▸ Reading passage

BEGIN

Brain-inspired machine learning algorithms combined with big data have recently reached spectacular results, equalling or beating humans on specific high level tasks (e.g. the game of go). However, there are still a lot of domains in which even humans infants outperform machines: unsupervised learning of rules and language, common sense reasoning, and more generally, cognitive flexibility (the ability to quickly transfer competence from one domain to another one).
The aim of the Cognitive Computing team is to reverse engineer such human abilities, i.e., to construct effective and scalable algorithms which perform as well (or better) than humans, when provided with similar data, study their mathematical and algorithmic properties and test their empirical validity as models of humans by comparing their output with behavioral and neuroscientific data. The expected results are more adaptable and autonomous machine learning algorithm for complex tasks, and quantitative models of cognitive processes which can used to predict human developmental and processing data. Most of the work is focused on speech and language and common sense reasoning.
In recent years, Artificial Intelligence (AI) has achieved important landmarks in matching or surpassing human level performance on a number of high level tasks (playing chess and go, driving cars, categorizing picture, etc., , , , , ). These strong advances were obtained by deploying on large amounts of data, massively parallel learning architectures with simple brain-inspired ‘neuronal’ elements. However, humans brains still outperform machines in several key areas (language, social interactions, common sense reasoning, motor skills), and are more flexible : Whereas machines require extensive expert knowledge and massive training for each particular application, humans learn autonomously over several time scales: over the developmental scale (months), humans infants acquire cognitive skills with noisy data and little or no expert feedback (weakly/unsupervised learning); over the short time scale (minutes, seconds), humans combine previously acquired skills to solve new tasks and apply rules systematically to draw inferences on the basis of extremely scarce data (learning to learn, domain adaptation, one- or zero-shot learning) .
The general aim of CoML, following the roadmap described in , is to bridge the gap in cognitive flexibility between humans and machines learning in language processing and common sense reasoning. We conduct work in three areas: weakly supervised and unsupervised algorithms, datasets and benchmarks, and machine intelligence evaluation.
Much of standard machine learning is construed as regression or classification problems (mapping input data to expert-provided labels). Human infants rarely learn in this fashion, at least before going to school: they learn language, social cognition, and common sense autonomously (without expert labels) and when adults provide feedback, it is ambiguous and noisy and cannot be taken as a gold standard. Modeling or mimicking such achievement requires deploying unsupervised or weakly supervised algorithms which are less well known than their supervised counterparts.
We take inspiration from infant’s landmarks during their first years of life: they are able to learn acoustic models, a lexicon, and susbtantive elements of language models and world models from raw sensory inputs. Building on previous work , , , we use DNN and Bayesian architectures to model the emergence of linguistic representations without supervision. Our focus is to establish how the labels in supervised settings can be replaced by weaker signals coming either from multi-modal input or from hierarchically organised linguistic levels.
At the level of phonetic representations, we study how cross-modal information (lips and self feedback from articulation) can supplement top-down lexical information in a weakly supervised setting. We use siamese architectures or Deep CCA algorithms to combine the different views. We study how an attentional framework and uncertainty estimation can flexibly combine these informations in order to adapt to situations where one view is selectively degraded.

END

▸ Collected data
BEGIN

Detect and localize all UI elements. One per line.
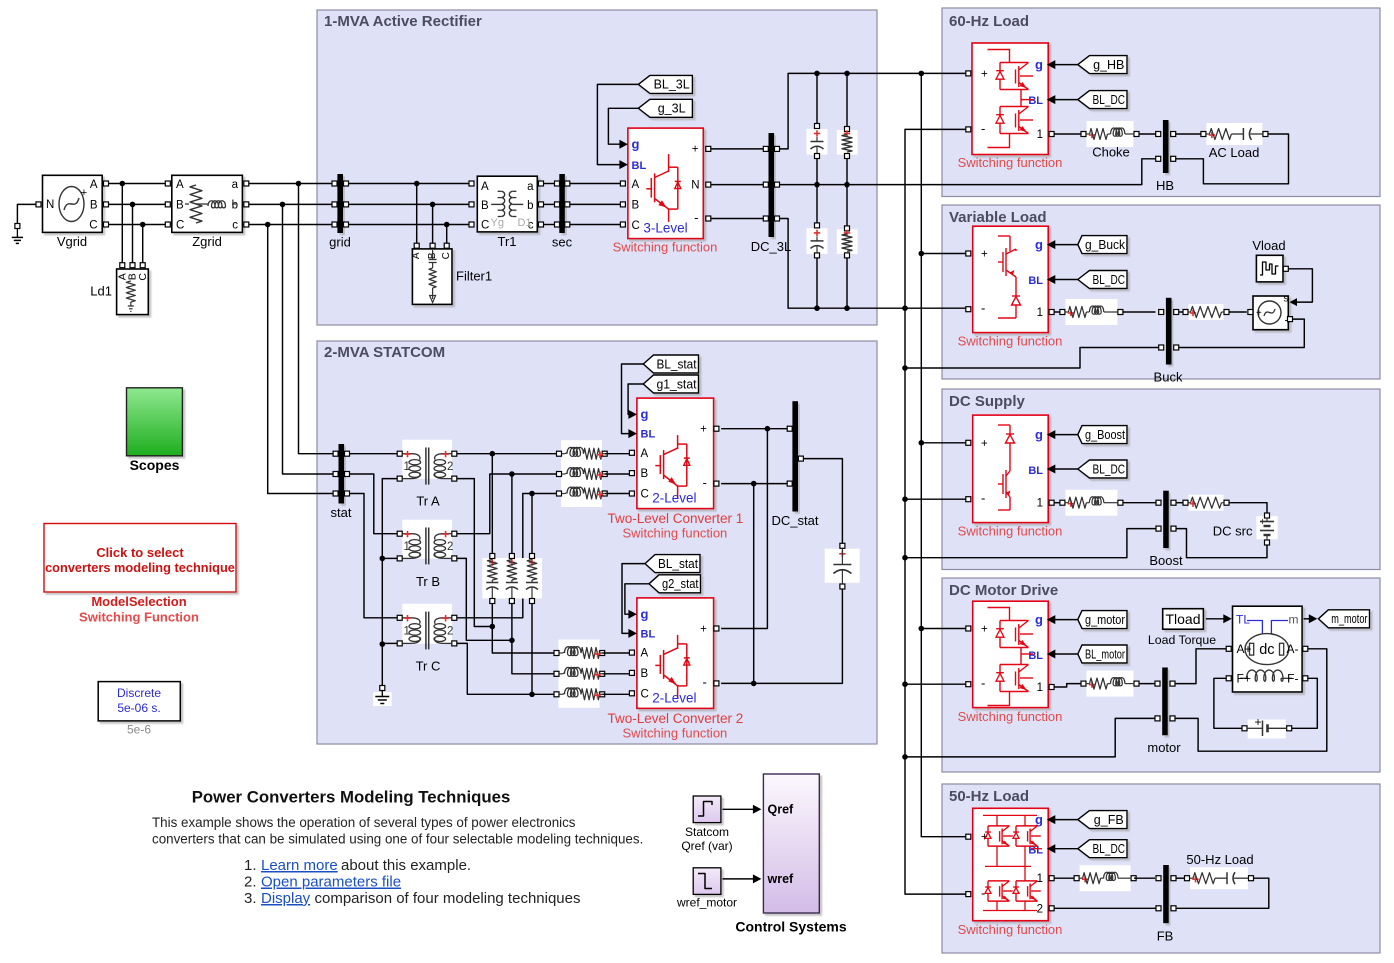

END

▸ Stated exercise
Revise everything in the research overview from "Much of standard" down to "their supervised counterparts.", replacing "gold standard" with "ground truth". The data shown after the text is not needed.

▸ Worked answer
Much of standard machine learning is construed as regression or classification problems (mapping input data to expert-provided labels). Human infants rarely learn in this fashion, at least before going to school: they learn language, social cognition, and common sense autonomously (without expert labels) and when adults provide feedback, it is ambiguous and noisy and cannot be taken as a ground truth. Modeling or mimicking such achievement requires deploying unsupervised or weakly supervised algorithms which are less well known than their supervised counterparts.